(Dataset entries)
******************************

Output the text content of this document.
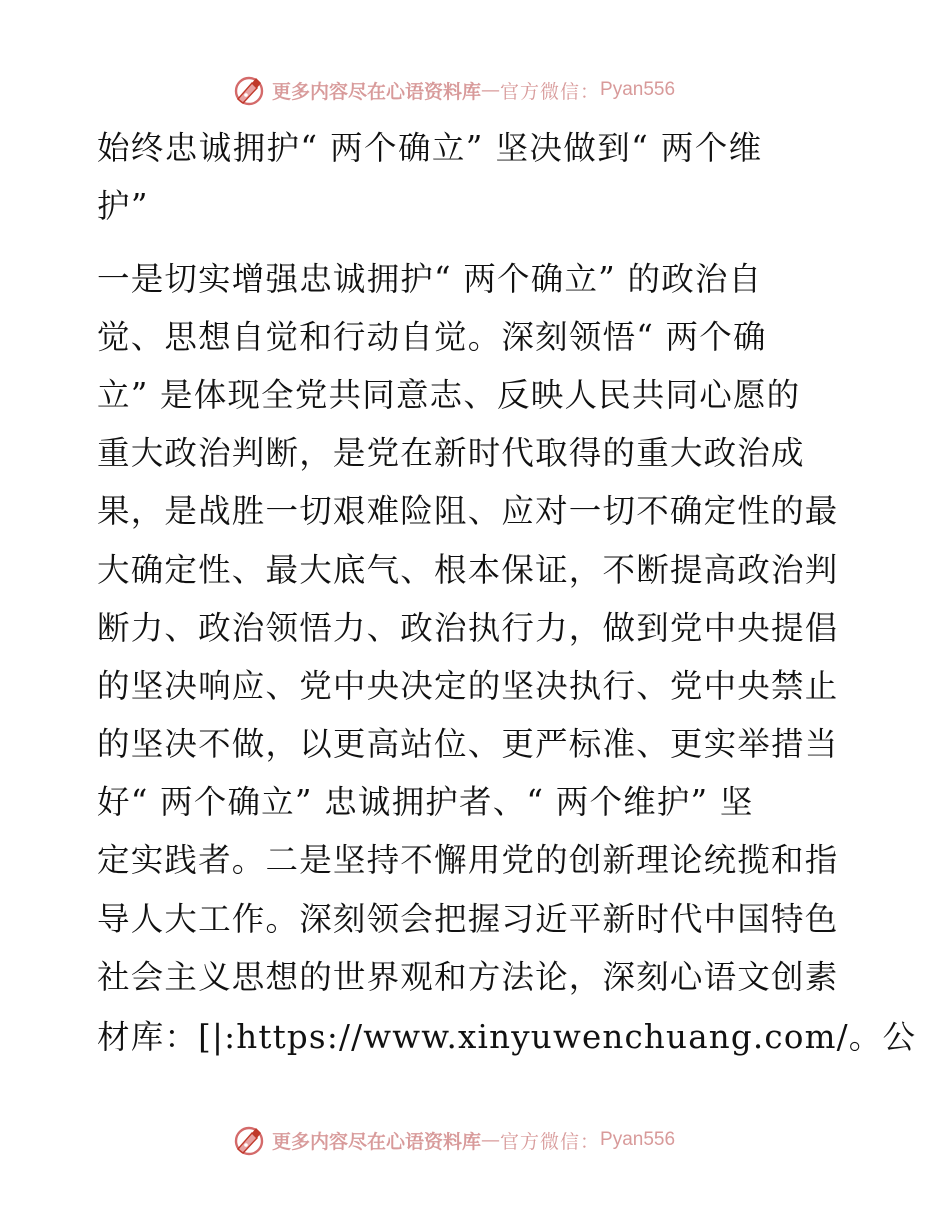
更多内容尽在心语资料库 — 官方微信： Pyan556
始终忠诚拥护“ 两个确立” 坚决做到“ 两个维
护”
一是切实增强忠诚拥护“ 两个确立” 的政治自
觉、思想自觉和行动自觉。深刻领悟“ 两个确
立” 是体现全党共同意志、反映人民共同心愿的
重大政治判断，是党在新时代取得的重大政治成
果，是战胜一切艰难险阻、应对一切不确定性的最
大确定性、最大底气、根本保证，不断提高政治判
断力、政治领悟力、政治执行力，做到党中央提倡
的坚决响应、党中央决定的坚决执行、党中央禁止
的坚决不做，以更高站位、更严标准、更实举措当
好“ 两个确立” 忠诚拥护者、“ 两个维护” 坚
定实践者。二是坚持不懈用党的创新理论统揽和指
导人大工作。深刻领会把握习近平新时代中国特色
社会主义思想的世界观和方法论，深刻心语文创素
材库：[|:https://www.xinyuwenchuang.com/。公
更多内容尽在心语资料库 — 官方微信： Pyan556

******************************

◆ Written problem ◆
Omit the pictures, then output the rest of the listing exactly.

◆ Answer below ◆
Output the text content of this document.
更多内容尽在心语资料库 — 官方微信： Pyan556
始终忠诚拥护“ 两个确立” 坚决做到“ 两个维
护”
一是切实增强忠诚拥护“ 两个确立” 的政治自
觉、思想自觉和行动自觉。深刻领悟“ 两个确
立” 是体现全党共同意志、反映人民共同心愿的
重大政治判断，是党在新时代取得的重大政治成
果，是战胜一切艰难险阻、应对一切不确定性的最
大确定性、最大底气、根本保证，不断提高政治判
断力、政治领悟力、政治执行力，做到党中央提倡
的坚决响应、党中央决定的坚决执行、党中央禁止
的坚决不做，以更高站位、更严标准、更实举措当
好“ 两个确立” 忠诚拥护者、“ 两个维护” 坚
定实践者。二是坚持不懈用党的创新理论统揽和指
导人大工作。深刻领会把握习近平新时代中国特色
社会主义思想的世界观和方法论，深刻心语文创素
材库：[|:https://www.xinyuwenchuang.com/。公
更多内容尽在心语资料库 — 官方微信： Pyan556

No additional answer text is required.